--- Provided information ---

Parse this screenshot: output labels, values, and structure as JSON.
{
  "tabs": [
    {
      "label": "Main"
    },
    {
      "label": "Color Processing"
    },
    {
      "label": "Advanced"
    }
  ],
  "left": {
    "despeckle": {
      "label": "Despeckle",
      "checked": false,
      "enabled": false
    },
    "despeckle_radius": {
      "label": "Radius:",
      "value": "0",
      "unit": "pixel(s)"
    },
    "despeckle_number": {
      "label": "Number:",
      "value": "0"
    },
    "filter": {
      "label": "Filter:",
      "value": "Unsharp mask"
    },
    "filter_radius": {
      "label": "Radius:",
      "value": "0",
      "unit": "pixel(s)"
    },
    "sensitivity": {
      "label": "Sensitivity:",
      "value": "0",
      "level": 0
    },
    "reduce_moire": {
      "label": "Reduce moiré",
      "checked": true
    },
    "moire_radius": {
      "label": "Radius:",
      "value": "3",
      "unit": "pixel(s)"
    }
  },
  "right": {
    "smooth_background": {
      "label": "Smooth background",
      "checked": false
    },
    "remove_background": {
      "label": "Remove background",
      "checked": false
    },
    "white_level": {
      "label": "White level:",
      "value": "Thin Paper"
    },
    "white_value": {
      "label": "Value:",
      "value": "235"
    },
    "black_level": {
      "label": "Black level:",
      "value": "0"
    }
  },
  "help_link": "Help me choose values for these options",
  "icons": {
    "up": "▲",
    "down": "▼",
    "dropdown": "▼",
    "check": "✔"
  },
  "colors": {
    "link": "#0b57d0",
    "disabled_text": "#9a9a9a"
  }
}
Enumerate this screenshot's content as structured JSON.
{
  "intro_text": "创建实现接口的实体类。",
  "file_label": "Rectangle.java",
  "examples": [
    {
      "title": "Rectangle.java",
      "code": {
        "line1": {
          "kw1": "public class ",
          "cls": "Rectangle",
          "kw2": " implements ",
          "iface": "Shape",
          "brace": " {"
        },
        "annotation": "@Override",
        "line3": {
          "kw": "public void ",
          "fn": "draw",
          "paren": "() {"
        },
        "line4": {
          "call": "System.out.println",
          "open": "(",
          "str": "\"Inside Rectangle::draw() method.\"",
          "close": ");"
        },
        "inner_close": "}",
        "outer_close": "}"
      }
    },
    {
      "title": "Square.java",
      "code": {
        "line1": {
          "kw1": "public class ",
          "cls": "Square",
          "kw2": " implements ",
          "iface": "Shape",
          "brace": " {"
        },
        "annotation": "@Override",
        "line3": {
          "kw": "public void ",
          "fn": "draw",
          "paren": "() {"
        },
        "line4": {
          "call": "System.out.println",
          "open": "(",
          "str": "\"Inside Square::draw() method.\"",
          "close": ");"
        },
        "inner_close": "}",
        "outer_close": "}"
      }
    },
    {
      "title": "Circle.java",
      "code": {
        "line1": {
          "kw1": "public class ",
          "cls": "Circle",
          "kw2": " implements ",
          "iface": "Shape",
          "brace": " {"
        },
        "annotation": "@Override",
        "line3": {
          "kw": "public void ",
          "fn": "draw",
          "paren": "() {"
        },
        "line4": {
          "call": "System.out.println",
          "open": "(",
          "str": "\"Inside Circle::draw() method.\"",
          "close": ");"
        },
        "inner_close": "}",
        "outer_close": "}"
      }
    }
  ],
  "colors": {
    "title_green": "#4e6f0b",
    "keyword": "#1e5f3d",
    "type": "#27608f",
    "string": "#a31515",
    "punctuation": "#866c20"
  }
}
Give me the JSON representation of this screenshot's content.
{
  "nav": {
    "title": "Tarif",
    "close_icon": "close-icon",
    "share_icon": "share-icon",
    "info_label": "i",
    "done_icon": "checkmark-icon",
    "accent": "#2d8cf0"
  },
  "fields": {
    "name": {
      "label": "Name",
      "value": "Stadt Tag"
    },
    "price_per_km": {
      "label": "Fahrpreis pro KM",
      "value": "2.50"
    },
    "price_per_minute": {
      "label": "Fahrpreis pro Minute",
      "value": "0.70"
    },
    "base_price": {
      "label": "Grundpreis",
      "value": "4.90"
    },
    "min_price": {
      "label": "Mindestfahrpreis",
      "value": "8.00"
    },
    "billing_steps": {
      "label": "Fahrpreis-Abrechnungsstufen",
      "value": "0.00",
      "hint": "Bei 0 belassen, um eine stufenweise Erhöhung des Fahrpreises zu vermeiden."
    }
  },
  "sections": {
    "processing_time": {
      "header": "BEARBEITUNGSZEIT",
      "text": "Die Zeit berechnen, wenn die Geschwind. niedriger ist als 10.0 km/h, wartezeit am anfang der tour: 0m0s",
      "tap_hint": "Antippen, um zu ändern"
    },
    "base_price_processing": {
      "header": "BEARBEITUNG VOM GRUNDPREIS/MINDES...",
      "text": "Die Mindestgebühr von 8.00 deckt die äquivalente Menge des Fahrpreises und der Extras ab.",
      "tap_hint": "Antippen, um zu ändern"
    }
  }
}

---

In the lines above, find each one with "checked" and list it.

_Task solution_:
      "checked": false,
      "checked": true
      "checked": false
      "checked": false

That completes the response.